> [GIVEN DATA]
§ §

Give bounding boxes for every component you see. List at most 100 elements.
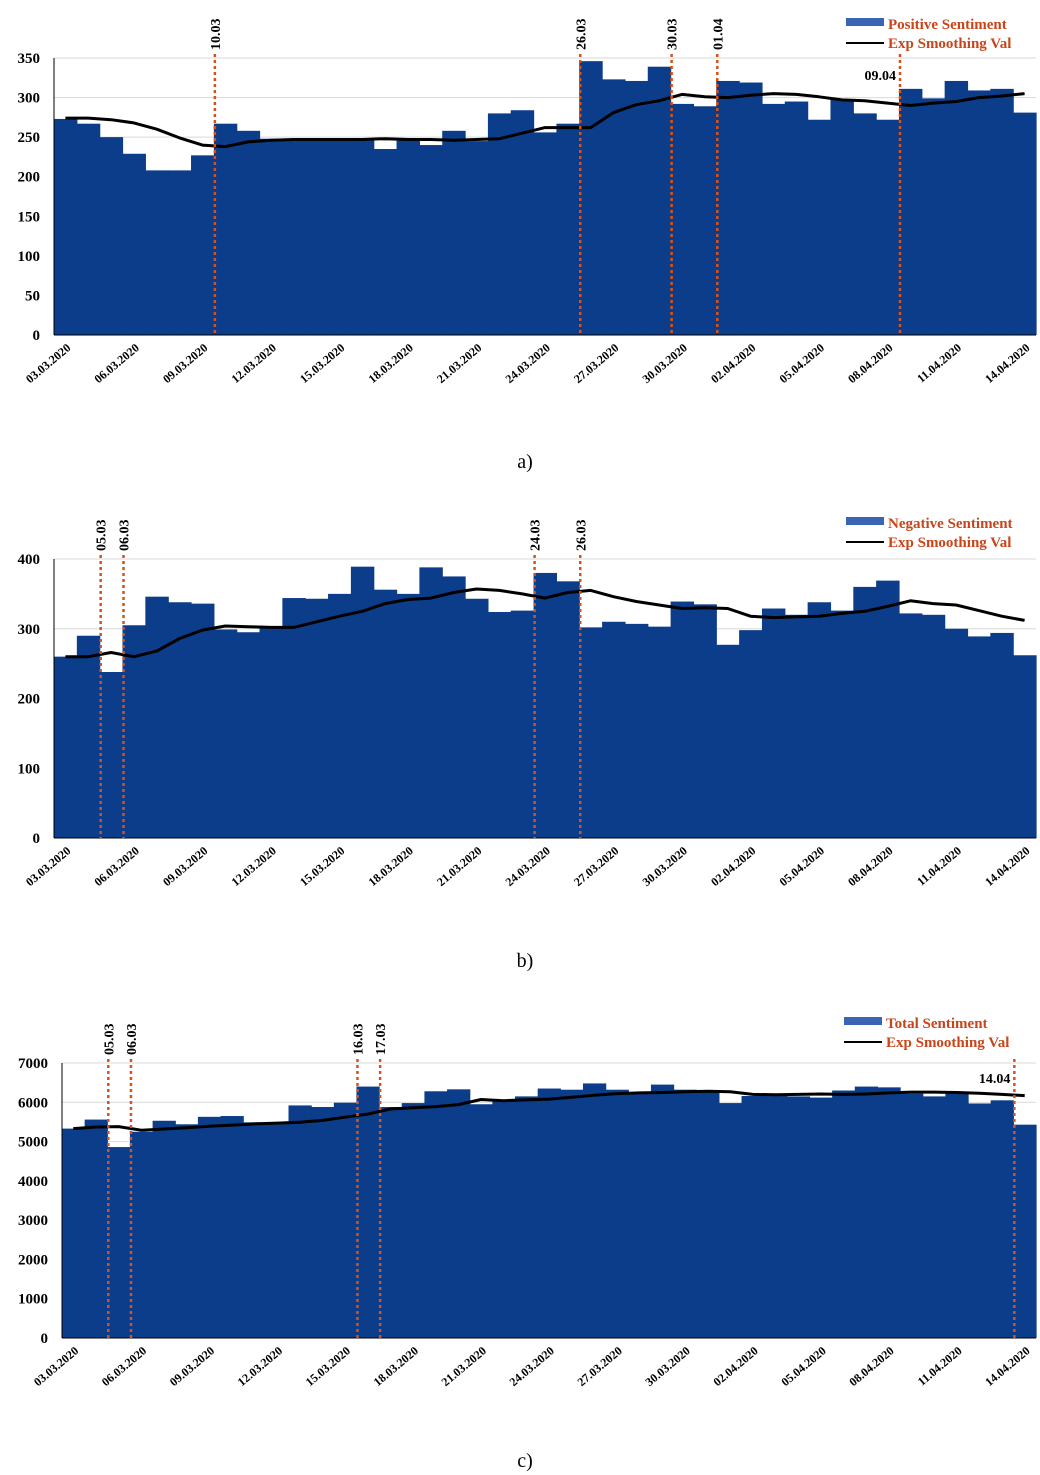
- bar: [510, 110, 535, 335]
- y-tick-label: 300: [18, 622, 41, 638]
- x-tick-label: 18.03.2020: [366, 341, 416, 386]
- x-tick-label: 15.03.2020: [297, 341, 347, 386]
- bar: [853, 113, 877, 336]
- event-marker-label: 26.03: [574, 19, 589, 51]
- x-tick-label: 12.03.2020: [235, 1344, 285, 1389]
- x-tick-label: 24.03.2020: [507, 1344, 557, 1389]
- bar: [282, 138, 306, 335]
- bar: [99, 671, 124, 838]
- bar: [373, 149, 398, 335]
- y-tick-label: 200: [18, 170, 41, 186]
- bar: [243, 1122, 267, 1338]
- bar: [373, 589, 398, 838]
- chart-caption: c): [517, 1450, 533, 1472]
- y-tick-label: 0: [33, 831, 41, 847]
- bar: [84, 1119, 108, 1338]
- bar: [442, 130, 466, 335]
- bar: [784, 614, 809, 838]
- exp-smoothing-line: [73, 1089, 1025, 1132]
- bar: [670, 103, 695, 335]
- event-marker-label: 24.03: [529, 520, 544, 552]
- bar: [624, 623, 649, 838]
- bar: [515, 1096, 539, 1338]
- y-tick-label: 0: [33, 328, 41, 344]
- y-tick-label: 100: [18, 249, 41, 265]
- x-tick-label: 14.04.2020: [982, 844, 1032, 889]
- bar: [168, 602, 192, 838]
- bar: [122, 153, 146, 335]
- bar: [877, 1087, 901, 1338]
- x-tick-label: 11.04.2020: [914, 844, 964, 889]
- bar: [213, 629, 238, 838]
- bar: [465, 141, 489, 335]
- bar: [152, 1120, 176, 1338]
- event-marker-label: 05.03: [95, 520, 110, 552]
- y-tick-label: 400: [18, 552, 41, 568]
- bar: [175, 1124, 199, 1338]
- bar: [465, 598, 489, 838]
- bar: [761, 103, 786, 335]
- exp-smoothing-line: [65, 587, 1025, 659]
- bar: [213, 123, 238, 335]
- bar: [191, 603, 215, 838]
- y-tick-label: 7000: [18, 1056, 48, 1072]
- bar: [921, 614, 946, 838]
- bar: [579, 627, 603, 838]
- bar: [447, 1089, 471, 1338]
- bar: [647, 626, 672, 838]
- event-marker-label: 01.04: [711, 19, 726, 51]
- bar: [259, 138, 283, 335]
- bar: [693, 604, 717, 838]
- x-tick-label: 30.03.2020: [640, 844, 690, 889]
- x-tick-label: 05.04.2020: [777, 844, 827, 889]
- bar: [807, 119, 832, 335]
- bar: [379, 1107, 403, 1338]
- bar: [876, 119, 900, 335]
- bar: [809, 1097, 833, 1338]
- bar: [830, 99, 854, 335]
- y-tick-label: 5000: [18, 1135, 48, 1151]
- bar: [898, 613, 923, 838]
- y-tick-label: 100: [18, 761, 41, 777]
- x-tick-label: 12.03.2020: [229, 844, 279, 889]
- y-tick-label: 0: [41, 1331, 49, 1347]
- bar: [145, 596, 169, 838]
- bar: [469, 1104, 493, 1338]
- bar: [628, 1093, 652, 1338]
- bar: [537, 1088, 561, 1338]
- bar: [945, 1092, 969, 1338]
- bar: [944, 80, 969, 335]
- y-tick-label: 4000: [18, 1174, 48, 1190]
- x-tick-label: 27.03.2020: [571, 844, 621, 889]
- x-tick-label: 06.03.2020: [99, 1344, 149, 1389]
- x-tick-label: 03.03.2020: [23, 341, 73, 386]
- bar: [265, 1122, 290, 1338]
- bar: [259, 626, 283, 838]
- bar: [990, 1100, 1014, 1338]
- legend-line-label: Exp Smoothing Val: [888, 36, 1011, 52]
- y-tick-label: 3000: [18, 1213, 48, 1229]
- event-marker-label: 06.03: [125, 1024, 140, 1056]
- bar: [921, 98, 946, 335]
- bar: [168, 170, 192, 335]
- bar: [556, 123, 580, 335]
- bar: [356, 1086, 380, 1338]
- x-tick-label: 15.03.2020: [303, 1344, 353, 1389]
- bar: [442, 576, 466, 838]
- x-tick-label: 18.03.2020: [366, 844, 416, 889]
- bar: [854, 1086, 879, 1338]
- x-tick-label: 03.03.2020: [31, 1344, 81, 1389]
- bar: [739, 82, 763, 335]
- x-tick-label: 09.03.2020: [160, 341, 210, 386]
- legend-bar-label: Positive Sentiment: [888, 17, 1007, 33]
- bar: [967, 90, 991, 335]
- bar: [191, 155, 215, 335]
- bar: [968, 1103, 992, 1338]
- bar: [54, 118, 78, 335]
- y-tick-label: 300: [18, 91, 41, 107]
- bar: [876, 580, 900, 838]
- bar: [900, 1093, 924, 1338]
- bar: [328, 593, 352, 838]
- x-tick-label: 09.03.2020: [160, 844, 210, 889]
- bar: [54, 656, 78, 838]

§ §

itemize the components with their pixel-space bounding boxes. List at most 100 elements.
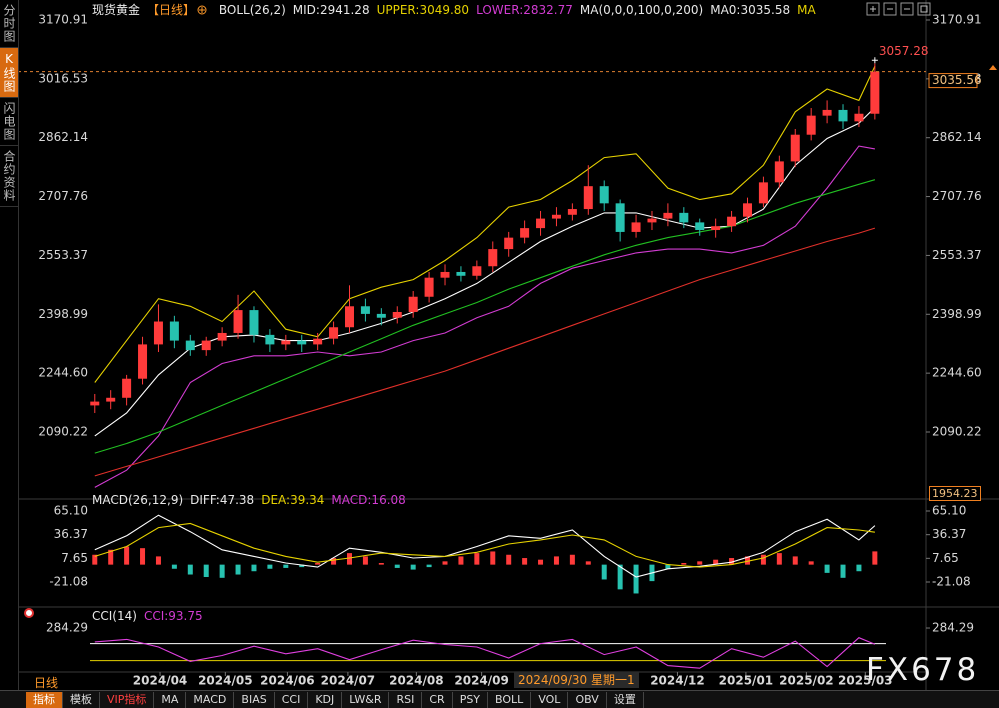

§ §

> [WHAT IS EXPECTED]
Pull out each line of the records that contains the word "List".

> [RESULT]
Give bounding boxes for every component you see. List at most 100 elements.
itemize the components with their pixel-space bounding boxes. List at most 100 elements.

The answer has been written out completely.